**What this task involves:** Exactly reproduce each entry, leaving out nothing.

**Records for this exercise:**
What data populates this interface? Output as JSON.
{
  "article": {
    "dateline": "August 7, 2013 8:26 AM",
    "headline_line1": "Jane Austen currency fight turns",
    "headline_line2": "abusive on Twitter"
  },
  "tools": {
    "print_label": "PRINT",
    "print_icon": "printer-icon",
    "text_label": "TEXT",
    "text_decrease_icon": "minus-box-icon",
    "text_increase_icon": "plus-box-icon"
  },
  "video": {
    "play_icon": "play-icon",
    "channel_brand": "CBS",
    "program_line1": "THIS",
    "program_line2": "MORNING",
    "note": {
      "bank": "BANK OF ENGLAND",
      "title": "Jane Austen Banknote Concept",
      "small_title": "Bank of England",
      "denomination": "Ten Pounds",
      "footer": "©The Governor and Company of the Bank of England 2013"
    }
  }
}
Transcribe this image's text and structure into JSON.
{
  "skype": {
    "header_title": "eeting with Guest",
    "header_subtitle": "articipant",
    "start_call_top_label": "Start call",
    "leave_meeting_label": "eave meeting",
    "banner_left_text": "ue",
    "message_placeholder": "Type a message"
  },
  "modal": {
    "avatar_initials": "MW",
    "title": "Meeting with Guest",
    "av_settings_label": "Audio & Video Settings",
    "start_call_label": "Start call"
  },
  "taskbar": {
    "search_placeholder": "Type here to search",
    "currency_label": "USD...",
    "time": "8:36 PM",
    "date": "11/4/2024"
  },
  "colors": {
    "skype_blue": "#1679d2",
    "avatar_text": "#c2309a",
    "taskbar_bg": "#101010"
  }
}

**Written answer:**
What data populates this interface? Output as JSON.
{
  "article": {
    "dateline": "August 7, 2013 8:26 AM",
    "headline_line1": "Jane Austen currency fight turns",
    "headline_line2": "abusive on Twitter"
  },
  "tools": {
    "print_label": "PRINT",
    "print_icon": "printer-icon",
    "text_label": "TEXT",
    "text_decrease_icon": "minus-box-icon",
    "text_increase_icon": "plus-box-icon"
  },
  "video": {
    "play_icon": "play-icon",
    "channel_brand": "CBS",
    "program_line1": "THIS",
    "program_line2": "MORNING",
    "note": {
      "bank": "BANK OF ENGLAND",
      "title": "Jane Austen Banknote Concept",
      "small_title": "Bank of England",
      "denomination": "Ten Pounds",
      "footer": "©The Governor and Company of the Bank of England 2013"
    }
  }
}
Transcribe this image's text and structure into JSON.
{
  "skype": {
    "header_title": "eeting with Guest",
    "header_subtitle": "articipant",
    "start_call_top_label": "Start call",
    "leave_meeting_label": "eave meeting",
    "banner_left_text": "ue",
    "message_placeholder": "Type a message"
  },
  "modal": {
    "avatar_initials": "MW",
    "title": "Meeting with Guest",
    "av_settings_label": "Audio & Video Settings",
    "start_call_label": "Start call"
  },
  "taskbar": {
    "search_placeholder": "Type here to search",
    "currency_label": "USD...",
    "time": "8:36 PM",
    "date": "11/4/2024"
  },
  "colors": {
    "skype_blue": "#1679d2",
    "avatar_text": "#c2309a",
    "taskbar_bg": "#101010"
  }
}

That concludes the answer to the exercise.